**Task description**
Here are the records. Print them all exactly.

**Provided material**
_ _ _

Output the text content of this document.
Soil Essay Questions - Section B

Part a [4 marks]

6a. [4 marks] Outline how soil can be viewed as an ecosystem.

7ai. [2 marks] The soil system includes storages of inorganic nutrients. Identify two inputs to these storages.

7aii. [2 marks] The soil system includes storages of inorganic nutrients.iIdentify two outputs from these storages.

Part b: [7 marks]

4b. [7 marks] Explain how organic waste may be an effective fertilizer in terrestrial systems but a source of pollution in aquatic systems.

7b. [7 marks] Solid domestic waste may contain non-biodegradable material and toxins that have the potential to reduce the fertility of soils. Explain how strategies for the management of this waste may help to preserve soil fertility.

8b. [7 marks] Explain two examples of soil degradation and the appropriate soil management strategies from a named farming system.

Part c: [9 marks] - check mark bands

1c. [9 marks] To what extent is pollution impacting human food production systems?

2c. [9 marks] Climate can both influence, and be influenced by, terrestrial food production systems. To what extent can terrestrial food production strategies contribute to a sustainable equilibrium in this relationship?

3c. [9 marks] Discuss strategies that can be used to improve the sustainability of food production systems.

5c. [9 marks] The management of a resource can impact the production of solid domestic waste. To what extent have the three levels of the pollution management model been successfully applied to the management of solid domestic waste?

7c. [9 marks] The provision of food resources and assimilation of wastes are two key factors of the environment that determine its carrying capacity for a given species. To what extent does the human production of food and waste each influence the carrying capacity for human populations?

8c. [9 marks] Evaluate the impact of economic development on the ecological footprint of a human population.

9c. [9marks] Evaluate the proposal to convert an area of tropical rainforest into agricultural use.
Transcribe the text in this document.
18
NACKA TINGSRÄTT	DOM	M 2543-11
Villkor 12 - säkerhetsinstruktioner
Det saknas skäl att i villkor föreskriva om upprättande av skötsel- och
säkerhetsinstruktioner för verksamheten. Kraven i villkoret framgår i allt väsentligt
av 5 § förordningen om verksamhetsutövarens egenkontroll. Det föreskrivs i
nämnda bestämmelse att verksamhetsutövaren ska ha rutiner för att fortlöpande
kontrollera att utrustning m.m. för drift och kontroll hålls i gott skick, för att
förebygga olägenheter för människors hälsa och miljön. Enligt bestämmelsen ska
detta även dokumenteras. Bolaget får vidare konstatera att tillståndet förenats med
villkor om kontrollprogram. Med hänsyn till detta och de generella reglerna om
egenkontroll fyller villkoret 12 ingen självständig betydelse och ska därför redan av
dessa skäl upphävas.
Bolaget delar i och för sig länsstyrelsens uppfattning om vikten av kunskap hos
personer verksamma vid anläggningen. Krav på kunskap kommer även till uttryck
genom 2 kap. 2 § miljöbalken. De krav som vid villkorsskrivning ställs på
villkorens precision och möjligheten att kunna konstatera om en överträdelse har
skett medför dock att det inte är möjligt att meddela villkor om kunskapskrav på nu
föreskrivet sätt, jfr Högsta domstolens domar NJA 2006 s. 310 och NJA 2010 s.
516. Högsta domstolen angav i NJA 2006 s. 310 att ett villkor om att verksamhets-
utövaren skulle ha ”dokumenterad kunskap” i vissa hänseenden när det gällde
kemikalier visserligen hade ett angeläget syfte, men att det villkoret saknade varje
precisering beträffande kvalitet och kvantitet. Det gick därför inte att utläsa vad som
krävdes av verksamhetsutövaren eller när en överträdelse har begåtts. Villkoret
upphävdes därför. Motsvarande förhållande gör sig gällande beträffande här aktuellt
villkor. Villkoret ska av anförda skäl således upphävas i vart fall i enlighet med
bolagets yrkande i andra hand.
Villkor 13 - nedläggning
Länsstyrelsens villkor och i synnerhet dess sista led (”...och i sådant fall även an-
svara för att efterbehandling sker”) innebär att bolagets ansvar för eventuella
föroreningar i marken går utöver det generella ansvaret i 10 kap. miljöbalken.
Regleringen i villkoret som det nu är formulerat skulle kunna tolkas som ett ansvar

_ _ _

**Result for this task**
Output the text content of this document.
Soil Essay Questions - Section B

Part a [4 marks]

6a. [4 marks] Outline how soil can be viewed as an ecosystem.

7ai. [2 marks] The soil system includes storages of inorganic nutrients. Identify two inputs to these storages.

7aii. [2 marks] The soil system includes storages of inorganic nutrients.iIdentify two outputs from these storages.

Part b: [7 marks]

4b. [7 marks] Explain how organic waste may be an effective fertilizer in terrestrial systems but a source of pollution in aquatic systems.

7b. [7 marks] Solid domestic waste may contain non-biodegradable material and toxins that have the potential to reduce the fertility of soils. Explain how strategies for the management of this waste may help to preserve soil fertility.

8b. [7 marks] Explain two examples of soil degradation and the appropriate soil management strategies from a named farming system.

Part c: [9 marks] - check mark bands

1c. [9 marks] To what extent is pollution impacting human food production systems?

2c. [9 marks] Climate can both influence, and be influenced by, terrestrial food production systems. To what extent can terrestrial food production strategies contribute to a sustainable equilibrium in this relationship?

3c. [9 marks] Discuss strategies that can be used to improve the sustainability of food production systems.

5c. [9 marks] The management of a resource can impact the production of solid domestic waste. To what extent have the three levels of the pollution management model been successfully applied to the management of solid domestic waste?

7c. [9 marks] The provision of food resources and assimilation of wastes are two key factors of the environment that determine its carrying capacity for a given species. To what extent does the human production of food and waste each influence the carrying capacity for human populations?

8c. [9 marks] Evaluate the impact of economic development on the ecological footprint of a human population.

9c. [9marks] Evaluate the proposal to convert an area of tropical rainforest into agricultural use.
Transcribe the text in this document.
18
NACKA TINGSRÄTT	DOM	M 2543-11
Villkor 12 - säkerhetsinstruktioner
Det saknas skäl att i villkor föreskriva om upprättande av skötsel- och
säkerhetsinstruktioner för verksamheten. Kraven i villkoret framgår i allt väsentligt
av 5 § förordningen om verksamhetsutövarens egenkontroll. Det föreskrivs i
nämnda bestämmelse att verksamhetsutövaren ska ha rutiner för att fortlöpande
kontrollera att utrustning m.m. för drift och kontroll hålls i gott skick, för att
förebygga olägenheter för människors hälsa och miljön. Enligt bestämmelsen ska
detta även dokumenteras. Bolaget får vidare konstatera att tillståndet förenats med
villkor om kontrollprogram. Med hänsyn till detta och de generella reglerna om
egenkontroll fyller villkoret 12 ingen självständig betydelse och ska därför redan av
dessa skäl upphävas.
Bolaget delar i och för sig länsstyrelsens uppfattning om vikten av kunskap hos
personer verksamma vid anläggningen. Krav på kunskap kommer även till uttryck
genom 2 kap. 2 § miljöbalken. De krav som vid villkorsskrivning ställs på
villkorens precision och möjligheten att kunna konstatera om en överträdelse har
skett medför dock att det inte är möjligt att meddela villkor om kunskapskrav på nu
föreskrivet sätt, jfr Högsta domstolens domar NJA 2006 s. 310 och NJA 2010 s.
516. Högsta domstolen angav i NJA 2006 s. 310 att ett villkor om att verksamhets-
utövaren skulle ha ”dokumenterad kunskap” i vissa hänseenden när det gällde
kemikalier visserligen hade ett angeläget syfte, men att det villkoret saknade varje
precisering beträffande kvalitet och kvantitet. Det gick därför inte att utläsa vad som
krävdes av verksamhetsutövaren eller när en överträdelse har begåtts. Villkoret
upphävdes därför. Motsvarande förhållande gör sig gällande beträffande här aktuellt
villkor. Villkoret ska av anförda skäl således upphävas i vart fall i enlighet med
bolagets yrkande i andra hand.
Villkor 13 - nedläggning
Länsstyrelsens villkor och i synnerhet dess sista led (”...och i sådant fall även an-
svara för att efterbehandling sker”) innebär att bolagets ansvar för eventuella
föroreningar i marken går utöver det generella ansvaret i 10 kap. miljöbalken.
Regleringen i villkoret som det nu är formulerat skulle kunna tolkas som ett ansvar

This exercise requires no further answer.